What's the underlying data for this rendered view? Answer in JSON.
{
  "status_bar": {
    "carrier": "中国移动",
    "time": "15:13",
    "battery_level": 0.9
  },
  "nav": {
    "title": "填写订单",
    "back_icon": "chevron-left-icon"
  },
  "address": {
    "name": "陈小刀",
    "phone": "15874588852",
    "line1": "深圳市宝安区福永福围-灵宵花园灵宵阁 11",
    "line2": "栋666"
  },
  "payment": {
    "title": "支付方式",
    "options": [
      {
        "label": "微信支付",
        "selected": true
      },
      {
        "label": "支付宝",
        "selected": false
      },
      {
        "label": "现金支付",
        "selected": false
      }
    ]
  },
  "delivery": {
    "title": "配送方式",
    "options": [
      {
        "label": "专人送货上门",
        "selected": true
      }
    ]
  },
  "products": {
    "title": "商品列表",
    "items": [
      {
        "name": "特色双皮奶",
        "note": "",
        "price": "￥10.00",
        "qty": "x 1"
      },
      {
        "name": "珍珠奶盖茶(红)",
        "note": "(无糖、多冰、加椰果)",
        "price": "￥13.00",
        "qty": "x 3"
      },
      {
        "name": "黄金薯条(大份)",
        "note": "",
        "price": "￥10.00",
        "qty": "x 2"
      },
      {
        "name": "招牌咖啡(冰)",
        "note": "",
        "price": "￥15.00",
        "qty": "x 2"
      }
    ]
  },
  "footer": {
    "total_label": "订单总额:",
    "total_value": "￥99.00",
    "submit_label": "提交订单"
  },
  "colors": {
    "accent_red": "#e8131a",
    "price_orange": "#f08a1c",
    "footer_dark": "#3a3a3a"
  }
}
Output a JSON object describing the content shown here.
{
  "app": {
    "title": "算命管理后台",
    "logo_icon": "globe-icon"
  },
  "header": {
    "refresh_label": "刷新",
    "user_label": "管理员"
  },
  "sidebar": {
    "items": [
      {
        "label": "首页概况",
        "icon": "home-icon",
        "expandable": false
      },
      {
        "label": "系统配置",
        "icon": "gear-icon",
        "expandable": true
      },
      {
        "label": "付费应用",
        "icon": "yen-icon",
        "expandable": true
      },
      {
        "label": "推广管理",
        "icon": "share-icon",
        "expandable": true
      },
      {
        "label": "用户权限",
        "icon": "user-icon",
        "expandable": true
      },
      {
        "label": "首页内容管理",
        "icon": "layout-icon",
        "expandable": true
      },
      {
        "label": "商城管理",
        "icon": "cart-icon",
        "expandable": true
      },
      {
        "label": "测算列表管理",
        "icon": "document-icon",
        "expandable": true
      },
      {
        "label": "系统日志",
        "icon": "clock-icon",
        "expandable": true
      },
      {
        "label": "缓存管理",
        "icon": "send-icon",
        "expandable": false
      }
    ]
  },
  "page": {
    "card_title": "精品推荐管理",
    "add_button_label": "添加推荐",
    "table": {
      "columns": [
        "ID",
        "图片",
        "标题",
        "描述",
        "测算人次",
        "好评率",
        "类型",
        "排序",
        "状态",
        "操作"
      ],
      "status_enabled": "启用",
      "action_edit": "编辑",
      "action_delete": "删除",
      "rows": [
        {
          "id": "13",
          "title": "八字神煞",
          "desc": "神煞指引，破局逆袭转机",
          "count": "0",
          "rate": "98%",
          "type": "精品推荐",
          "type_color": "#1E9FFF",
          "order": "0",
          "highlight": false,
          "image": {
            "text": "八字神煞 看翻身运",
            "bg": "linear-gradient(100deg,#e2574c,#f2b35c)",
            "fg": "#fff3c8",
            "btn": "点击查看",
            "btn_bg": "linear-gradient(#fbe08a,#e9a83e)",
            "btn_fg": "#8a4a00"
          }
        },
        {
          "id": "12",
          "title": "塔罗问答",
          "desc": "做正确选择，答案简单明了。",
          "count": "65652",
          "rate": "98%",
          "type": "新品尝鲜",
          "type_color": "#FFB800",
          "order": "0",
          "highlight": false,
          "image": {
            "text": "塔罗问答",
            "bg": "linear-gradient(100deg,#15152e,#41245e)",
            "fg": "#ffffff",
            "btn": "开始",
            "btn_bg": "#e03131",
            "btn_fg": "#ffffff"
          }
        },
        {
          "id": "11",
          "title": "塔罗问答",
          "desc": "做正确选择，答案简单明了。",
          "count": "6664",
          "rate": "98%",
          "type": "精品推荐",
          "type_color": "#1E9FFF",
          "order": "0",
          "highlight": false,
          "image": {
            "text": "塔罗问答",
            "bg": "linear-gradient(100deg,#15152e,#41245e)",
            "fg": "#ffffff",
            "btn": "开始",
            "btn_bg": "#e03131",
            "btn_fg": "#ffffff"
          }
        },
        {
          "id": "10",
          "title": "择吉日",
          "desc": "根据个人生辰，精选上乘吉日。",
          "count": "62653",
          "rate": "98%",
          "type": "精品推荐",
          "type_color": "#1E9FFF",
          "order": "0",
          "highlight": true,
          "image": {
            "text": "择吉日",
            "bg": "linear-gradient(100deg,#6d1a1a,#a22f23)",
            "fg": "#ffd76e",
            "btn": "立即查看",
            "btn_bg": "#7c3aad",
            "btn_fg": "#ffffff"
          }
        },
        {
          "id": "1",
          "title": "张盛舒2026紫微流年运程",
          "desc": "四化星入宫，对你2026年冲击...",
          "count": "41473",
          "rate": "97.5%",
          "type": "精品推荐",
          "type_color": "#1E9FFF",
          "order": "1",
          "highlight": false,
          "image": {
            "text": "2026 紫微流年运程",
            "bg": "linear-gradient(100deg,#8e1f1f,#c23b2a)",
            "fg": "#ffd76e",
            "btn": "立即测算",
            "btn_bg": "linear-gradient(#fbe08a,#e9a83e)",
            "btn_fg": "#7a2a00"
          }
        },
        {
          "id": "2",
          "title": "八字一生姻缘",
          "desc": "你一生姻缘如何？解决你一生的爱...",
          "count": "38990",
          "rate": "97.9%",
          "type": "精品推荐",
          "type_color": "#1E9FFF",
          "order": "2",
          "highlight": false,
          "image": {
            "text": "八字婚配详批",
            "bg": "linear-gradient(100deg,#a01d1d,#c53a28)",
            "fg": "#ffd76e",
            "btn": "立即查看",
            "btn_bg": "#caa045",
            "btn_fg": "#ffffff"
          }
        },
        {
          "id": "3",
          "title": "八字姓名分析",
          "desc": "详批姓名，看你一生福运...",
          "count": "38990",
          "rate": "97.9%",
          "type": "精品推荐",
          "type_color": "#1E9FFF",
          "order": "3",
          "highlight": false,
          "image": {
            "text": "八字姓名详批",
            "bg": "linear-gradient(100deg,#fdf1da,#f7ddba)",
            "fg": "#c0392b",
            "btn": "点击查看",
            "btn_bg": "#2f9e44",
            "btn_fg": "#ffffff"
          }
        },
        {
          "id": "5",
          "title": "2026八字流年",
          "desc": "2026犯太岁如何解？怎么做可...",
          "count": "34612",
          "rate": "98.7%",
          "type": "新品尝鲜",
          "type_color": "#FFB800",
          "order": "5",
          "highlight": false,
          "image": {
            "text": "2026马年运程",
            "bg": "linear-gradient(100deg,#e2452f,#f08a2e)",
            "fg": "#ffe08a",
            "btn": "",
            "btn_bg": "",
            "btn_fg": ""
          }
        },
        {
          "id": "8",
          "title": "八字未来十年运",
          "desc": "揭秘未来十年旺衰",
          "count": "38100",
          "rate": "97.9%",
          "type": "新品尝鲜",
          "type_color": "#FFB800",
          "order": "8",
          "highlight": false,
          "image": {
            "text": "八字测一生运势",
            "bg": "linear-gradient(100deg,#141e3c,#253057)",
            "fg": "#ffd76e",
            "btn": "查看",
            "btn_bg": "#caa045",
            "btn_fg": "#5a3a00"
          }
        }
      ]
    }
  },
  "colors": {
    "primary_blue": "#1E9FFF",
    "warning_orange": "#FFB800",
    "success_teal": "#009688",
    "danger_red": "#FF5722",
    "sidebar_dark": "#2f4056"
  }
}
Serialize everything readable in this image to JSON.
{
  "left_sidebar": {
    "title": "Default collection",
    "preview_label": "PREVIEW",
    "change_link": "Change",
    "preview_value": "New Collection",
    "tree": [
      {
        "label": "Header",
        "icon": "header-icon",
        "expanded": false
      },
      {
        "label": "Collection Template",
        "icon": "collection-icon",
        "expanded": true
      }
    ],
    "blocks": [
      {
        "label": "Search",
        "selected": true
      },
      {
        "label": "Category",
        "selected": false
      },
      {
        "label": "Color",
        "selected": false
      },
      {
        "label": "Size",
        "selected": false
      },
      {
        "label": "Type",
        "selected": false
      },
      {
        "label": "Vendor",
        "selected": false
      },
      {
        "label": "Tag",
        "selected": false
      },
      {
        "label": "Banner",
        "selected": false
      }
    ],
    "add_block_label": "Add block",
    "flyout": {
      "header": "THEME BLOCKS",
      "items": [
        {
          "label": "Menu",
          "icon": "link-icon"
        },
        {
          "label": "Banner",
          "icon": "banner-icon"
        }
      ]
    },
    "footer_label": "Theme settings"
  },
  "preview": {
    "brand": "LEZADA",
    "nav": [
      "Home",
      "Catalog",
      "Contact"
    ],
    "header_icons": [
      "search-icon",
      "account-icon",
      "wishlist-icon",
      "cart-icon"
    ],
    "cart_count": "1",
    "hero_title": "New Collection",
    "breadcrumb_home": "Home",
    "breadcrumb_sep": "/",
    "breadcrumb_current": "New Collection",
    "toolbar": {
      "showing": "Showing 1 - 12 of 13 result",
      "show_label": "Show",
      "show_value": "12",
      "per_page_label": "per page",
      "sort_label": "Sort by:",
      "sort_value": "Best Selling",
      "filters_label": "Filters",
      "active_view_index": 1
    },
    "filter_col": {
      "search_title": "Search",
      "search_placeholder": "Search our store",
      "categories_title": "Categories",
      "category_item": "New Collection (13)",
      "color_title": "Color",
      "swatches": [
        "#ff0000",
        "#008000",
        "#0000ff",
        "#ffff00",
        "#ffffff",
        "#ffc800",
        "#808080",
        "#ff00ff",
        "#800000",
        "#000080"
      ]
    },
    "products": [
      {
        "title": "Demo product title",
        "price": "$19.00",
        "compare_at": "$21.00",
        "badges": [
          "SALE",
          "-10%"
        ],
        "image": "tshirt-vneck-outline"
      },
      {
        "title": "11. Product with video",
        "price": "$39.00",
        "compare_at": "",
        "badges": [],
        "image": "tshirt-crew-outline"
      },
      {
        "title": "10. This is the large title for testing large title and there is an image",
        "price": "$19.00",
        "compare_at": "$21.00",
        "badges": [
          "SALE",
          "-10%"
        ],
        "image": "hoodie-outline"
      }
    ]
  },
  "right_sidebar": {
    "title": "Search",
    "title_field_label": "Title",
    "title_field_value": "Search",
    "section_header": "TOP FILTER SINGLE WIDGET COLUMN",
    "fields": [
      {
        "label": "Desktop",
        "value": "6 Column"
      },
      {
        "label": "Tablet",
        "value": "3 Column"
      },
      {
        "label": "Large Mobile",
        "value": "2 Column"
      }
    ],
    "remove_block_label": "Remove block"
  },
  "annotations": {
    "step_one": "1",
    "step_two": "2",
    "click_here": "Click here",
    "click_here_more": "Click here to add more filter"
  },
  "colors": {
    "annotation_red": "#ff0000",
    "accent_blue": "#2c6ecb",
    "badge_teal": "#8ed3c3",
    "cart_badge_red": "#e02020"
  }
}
══════════
REQUEST - Wherever a line in the data above holds "JSON", copy that line.

TASK RESULT -
What's the underlying data for this rendered view? Answer in JSON.
Output a JSON object describing the content shown here.
Serialize everything readable in this image to JSON.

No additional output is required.